--- start of Material provided ---
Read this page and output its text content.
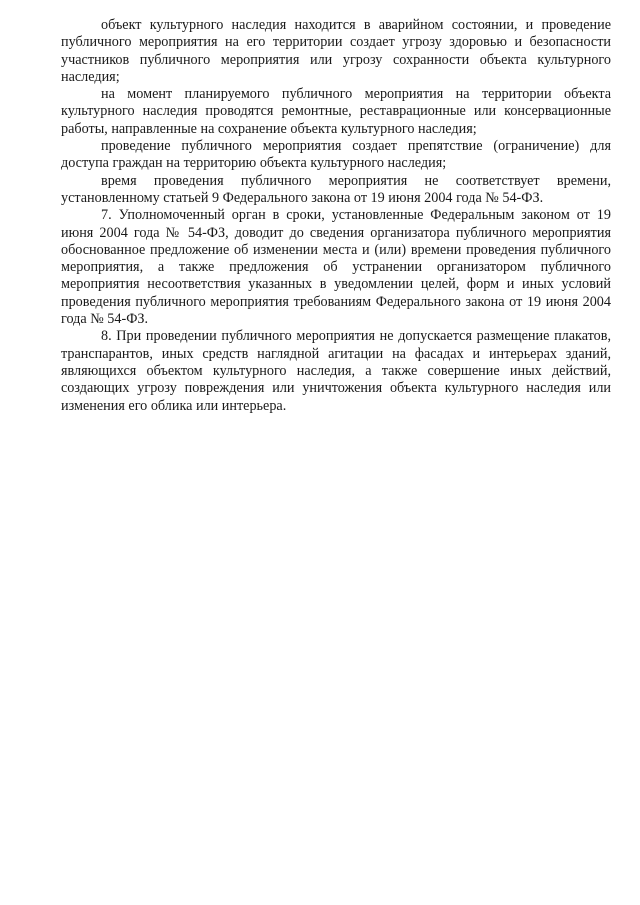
объект культурного наследия находится в аварийном состоянии, и проведение публичного мероприятия на его территории создает угрозу здоровью и безопасности участников публичного мероприятия или угрозу сохранности объекта культурного наследия;

на момент планируемого публичного мероприятия на территории объекта культурного наследия проводятся ремонтные, реставрационные или консервационные работы, направленные на сохранение объекта культурного наследия;

проведение публичного мероприятия создает препятствие (ограничение) для доступа граждан на территорию объекта культурного наследия;

время проведения публичного мероприятия не соответствует времени, установленному статьей 9 Федерального закона от 19 июня 2004 года № 54-ФЗ.

7. Уполномоченный орган в сроки, установленные Федеральным законом от 19 июня 2004 года № 54-ФЗ, доводит до сведения организатора публичного мероприятия обоснованное предложение об изменении места и (или) времени проведения публичного мероприятия, а также предложения об устранении организатором публичного мероприятия несоответствия указанных в уведомлении целей, форм и иных условий проведения публичного мероприятия требованиям Федерального закона от 19 июня 2004 года № 54-ФЗ.

8. При проведении публичного мероприятия не допускается размещение плакатов, транспарантов, иных средств наглядной агитации на фасадах и интерьерах зданий, являющихся объектом культурного наследия, а также совершение иных действий, создающих угрозу повреждения или уничтожения объекта культурного наследия или изменения его облика или интерьера.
--- end of Material provided ---
Copy the listing in full and without alteration, omitting every picture.

Read this page and output its text content.
объект культурного наследия находится в аварийном состоянии, и проведение публичного мероприятия на его территории создает угрозу здоровью и безопасности участников публичного мероприятия или угрозу сохранности объекта культурного наследия;

на момент планируемого публичного мероприятия на территории объекта культурного наследия проводятся ремонтные, реставрационные или консервационные работы, направленные на сохранение объекта культурного наследия;

проведение публичного мероприятия создает препятствие (ограничение) для доступа граждан на территорию объекта культурного наследия;

время проведения публичного мероприятия не соответствует времени, установленному статьей 9 Федерального закона от 19 июня 2004 года № 54-ФЗ.

7. Уполномоченный орган в сроки, установленные Федеральным законом от 19 июня 2004 года № 54-ФЗ, доводит до сведения организатора публичного мероприятия обоснованное предложение об изменении места и (или) времени проведения публичного мероприятия, а также предложения об устранении организатором публичного мероприятия несоответствия указанных в уведомлении целей, форм и иных условий проведения публичного мероприятия требованиям Федерального закона от 19 июня 2004 года № 54-ФЗ.

8. При проведении публичного мероприятия не допускается размещение плакатов, транспарантов, иных средств наглядной агитации на фасадах и интерьерах зданий, являющихся объектом культурного наследия, а также совершение иных действий, создающих угрозу повреждения или уничтожения объекта культурного наследия или изменения его облика или интерьера.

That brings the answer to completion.